Set down each line of the data below exactly as it stands, dropping the pictures.
_ _ _ _ _ _ _
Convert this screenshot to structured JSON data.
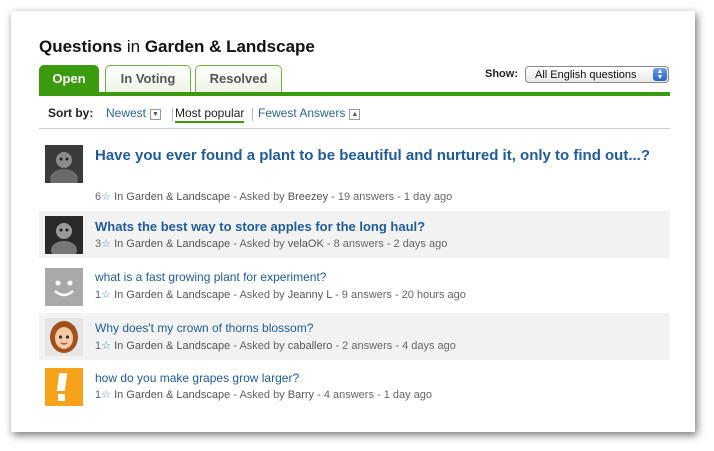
{
  "heading": {
    "bold_a": "Questions",
    "middle": "in",
    "bold_b": "Garden & Landscape"
  },
  "tabs": [
    {
      "label": "Open"
    },
    {
      "label": "In Voting"
    },
    {
      "label": "Resolved"
    }
  ],
  "show": {
    "label": "Show:",
    "selected": "All English questions"
  },
  "sort": {
    "label": "Sort by:",
    "options": [
      {
        "label": "Newest"
      },
      {
        "label": "Most popular"
      },
      {
        "label": "Fewest Answers"
      }
    ]
  },
  "questions": [
    {
      "title": "Have you ever found a plant to be beautiful and nurtured it, only to find out...?",
      "stars": "6",
      "category": "In Garden & Landscape",
      "asked": "- Asked by",
      "user": "Breezey",
      "rest": "- 19 answers - 1 day ago"
    },
    {
      "title": "Whats the best way to store apples for the long haul?",
      "stars": "3",
      "category": "In Garden & Landscape",
      "asked": "- Asked by",
      "user": "velaOK",
      "rest": "- 8 answers - 2 days ago"
    },
    {
      "title": "what is a fast growing plant for experiment?",
      "stars": "1",
      "category": "In Garden & Landscape",
      "asked": "- Asked by",
      "user": "Jeanny L",
      "rest": "- 9 answers - 20 hours ago"
    },
    {
      "title": "Why does't my crown of thorns blossom?",
      "stars": "1",
      "category": "In Garden & Landscape",
      "asked": "- Asked by",
      "user": "caballero",
      "rest": "- 2 answers - 4 days ago"
    },
    {
      "title": "how do you make grapes grow larger?",
      "stars": "1",
      "category": "In Garden & Landscape",
      "asked": "- Asked by",
      "user": "Barry",
      "rest": "- 4 answers - 1 day ago"
    }
  ],
  "colors": {
    "accent_green": "#3c9a0e",
    "link_blue": "#1f5c99"
  }
}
_ _ _ _ _ _ _
* [RESULT FOR THIS TASK]:
Convert this screenshot to structured JSON data.
{
  "heading": {
    "bold_a": "Questions",
    "middle": "in",
    "bold_b": "Garden & Landscape"
  },
  "tabs": [
    {
      "label": "Open"
    },
    {
      "label": "In Voting"
    },
    {
      "label": "Resolved"
    }
  ],
  "show": {
    "label": "Show:",
    "selected": "All English questions"
  },
  "sort": {
    "label": "Sort by:",
    "options": [
      {
        "label": "Newest"
      },
      {
        "label": "Most popular"
      },
      {
        "label": "Fewest Answers"
      }
    ]
  },
  "questions": [
    {
      "title": "Have you ever found a plant to be beautiful and nurtured it, only to find out...?",
      "stars": "6",
      "category": "In Garden & Landscape",
      "asked": "- Asked by",
      "user": "Breezey",
      "rest": "- 19 answers - 1 day ago"
    },
    {
      "title": "Whats the best way to store apples for the long haul?",
      "stars": "3",
      "category": "In Garden & Landscape",
      "asked": "- Asked by",
      "user": "velaOK",
      "rest": "- 8 answers - 2 days ago"
    },
    {
      "title": "what is a fast growing plant for experiment?",
      "stars": "1",
      "category": "In Garden & Landscape",
      "asked": "- Asked by",
      "user": "Jeanny L",
      "rest": "- 9 answers - 20 hours ago"
    },
    {
      "title": "Why does't my crown of thorns blossom?",
      "stars": "1",
      "category": "In Garden & Landscape",
      "asked": "- Asked by",
      "user": "caballero",
      "rest": "- 2 answers - 4 days ago"
    },
    {
      "title": "how do you make grapes grow larger?",
      "stars": "1",
      "category": "In Garden & Landscape",
      "asked": "- Asked by",
      "user": "Barry",
      "rest": "- 4 answers - 1 day ago"
    }
  ],
  "colors": {
    "accent_green": "#3c9a0e",
    "link_blue": "#1f5c99"
  }
}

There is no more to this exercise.